# YOUR INSTRUCTIONS:
Gather each line containing the string "duši" from these entries.

# SUPPLIED DATA:

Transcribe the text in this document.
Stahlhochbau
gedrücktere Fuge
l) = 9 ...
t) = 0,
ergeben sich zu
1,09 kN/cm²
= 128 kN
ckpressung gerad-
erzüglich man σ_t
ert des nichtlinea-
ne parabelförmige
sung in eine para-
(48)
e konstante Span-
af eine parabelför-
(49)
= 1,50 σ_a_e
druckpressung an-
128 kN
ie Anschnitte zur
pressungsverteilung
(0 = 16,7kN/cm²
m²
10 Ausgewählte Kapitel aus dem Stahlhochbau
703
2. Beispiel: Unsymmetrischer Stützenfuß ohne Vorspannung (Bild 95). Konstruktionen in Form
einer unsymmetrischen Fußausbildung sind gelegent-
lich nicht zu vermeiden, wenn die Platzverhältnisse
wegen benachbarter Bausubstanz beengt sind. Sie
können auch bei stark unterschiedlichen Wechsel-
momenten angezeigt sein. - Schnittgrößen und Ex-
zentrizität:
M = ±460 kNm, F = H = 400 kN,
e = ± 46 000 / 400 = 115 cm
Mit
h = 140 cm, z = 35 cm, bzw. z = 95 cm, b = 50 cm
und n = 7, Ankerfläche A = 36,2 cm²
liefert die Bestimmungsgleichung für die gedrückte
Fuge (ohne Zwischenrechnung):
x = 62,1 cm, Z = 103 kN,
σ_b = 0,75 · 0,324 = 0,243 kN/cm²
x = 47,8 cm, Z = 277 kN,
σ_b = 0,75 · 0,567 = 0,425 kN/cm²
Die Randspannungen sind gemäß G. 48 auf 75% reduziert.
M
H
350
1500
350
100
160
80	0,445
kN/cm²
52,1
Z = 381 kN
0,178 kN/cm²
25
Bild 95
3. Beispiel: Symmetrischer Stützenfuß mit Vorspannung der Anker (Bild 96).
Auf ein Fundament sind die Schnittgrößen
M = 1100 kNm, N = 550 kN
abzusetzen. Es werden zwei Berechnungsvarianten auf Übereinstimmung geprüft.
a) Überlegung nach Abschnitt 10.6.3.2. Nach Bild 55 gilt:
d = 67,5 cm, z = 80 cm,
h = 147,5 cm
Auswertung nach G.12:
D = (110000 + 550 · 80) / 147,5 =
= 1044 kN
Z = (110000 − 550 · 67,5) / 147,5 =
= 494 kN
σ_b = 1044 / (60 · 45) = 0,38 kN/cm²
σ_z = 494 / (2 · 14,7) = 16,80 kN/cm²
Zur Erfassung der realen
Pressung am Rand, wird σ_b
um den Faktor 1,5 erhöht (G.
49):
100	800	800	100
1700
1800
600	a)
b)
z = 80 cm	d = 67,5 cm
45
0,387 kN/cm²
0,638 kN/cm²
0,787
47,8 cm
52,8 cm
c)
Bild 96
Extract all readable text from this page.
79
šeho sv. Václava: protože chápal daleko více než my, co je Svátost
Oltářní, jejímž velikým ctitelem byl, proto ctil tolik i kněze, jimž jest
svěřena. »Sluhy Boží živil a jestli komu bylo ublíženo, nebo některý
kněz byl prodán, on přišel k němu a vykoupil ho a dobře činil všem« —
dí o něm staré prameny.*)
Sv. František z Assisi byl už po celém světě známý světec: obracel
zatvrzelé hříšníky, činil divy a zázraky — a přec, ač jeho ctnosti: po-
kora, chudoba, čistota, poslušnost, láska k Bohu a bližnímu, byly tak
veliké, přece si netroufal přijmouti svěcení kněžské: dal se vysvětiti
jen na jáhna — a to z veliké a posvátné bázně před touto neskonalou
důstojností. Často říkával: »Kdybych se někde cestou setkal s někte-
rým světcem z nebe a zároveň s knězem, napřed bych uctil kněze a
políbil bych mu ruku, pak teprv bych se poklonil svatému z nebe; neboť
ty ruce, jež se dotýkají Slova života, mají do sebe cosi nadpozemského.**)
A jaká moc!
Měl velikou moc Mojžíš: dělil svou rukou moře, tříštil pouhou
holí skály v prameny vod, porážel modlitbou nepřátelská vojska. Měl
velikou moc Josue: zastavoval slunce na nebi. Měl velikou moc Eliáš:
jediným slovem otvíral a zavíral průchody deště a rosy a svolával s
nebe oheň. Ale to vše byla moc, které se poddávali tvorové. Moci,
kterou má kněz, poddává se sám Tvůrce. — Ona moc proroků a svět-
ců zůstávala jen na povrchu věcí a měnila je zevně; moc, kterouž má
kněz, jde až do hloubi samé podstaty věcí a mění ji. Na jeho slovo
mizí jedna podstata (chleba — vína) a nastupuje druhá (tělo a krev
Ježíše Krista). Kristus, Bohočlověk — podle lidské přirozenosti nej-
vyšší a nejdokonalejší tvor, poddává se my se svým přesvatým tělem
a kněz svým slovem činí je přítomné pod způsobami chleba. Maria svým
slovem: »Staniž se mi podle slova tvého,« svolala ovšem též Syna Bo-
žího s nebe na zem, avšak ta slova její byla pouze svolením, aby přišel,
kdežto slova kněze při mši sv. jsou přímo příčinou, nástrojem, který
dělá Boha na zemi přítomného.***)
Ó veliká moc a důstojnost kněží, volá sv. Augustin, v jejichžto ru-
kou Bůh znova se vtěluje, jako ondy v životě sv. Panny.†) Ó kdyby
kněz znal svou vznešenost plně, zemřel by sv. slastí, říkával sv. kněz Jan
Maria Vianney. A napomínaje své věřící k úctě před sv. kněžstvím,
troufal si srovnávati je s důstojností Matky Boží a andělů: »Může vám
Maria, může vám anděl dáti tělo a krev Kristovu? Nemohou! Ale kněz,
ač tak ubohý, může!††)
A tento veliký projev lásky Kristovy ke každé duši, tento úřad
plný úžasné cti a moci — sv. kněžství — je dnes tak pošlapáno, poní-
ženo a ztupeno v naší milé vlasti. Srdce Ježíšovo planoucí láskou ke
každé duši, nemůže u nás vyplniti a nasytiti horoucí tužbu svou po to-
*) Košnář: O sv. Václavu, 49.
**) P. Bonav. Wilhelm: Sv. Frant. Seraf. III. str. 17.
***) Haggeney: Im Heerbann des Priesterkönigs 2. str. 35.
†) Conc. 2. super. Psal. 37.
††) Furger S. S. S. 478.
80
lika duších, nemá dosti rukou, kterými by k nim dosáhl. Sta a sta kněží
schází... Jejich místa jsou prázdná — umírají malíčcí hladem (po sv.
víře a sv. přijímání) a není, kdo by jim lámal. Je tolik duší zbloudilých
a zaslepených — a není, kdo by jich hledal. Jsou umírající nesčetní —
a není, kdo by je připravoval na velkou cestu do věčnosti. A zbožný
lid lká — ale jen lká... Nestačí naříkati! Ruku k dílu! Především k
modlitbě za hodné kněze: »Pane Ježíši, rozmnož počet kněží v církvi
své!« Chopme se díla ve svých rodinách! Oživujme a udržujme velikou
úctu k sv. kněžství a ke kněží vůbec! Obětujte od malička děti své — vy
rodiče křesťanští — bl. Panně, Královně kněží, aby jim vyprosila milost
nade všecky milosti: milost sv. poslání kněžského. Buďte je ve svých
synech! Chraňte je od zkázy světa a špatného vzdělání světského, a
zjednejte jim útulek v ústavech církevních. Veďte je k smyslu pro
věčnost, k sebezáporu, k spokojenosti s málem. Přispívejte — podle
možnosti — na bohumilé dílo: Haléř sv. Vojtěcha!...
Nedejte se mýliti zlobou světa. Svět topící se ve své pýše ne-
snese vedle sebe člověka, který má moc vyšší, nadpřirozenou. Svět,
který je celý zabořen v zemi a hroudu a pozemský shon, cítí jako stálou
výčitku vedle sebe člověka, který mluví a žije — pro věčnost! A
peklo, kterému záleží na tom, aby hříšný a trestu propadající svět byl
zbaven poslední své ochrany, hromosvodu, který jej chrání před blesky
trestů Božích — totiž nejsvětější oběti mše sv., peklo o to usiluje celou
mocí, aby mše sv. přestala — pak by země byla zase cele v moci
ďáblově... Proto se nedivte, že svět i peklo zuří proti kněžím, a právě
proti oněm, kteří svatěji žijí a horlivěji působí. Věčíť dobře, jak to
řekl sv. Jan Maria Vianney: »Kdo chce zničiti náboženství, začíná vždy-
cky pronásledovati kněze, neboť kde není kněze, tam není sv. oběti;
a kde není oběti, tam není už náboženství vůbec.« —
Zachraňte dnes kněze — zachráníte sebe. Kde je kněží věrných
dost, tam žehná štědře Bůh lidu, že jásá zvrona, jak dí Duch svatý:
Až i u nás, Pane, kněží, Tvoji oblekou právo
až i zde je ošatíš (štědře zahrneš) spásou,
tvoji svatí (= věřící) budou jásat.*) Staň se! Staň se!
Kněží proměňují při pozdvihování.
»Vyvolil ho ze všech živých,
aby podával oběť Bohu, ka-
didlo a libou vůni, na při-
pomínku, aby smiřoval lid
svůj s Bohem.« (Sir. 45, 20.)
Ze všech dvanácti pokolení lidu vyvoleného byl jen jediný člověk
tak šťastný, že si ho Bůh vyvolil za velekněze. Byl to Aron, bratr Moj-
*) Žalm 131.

# EXERCISE ANSWER:
A tento veliký projev lásky Kristovy ke každé duši, tento úřad
každé duši, nemůže u nás vyplniti a nasytiti horoucí tužbu svou po to-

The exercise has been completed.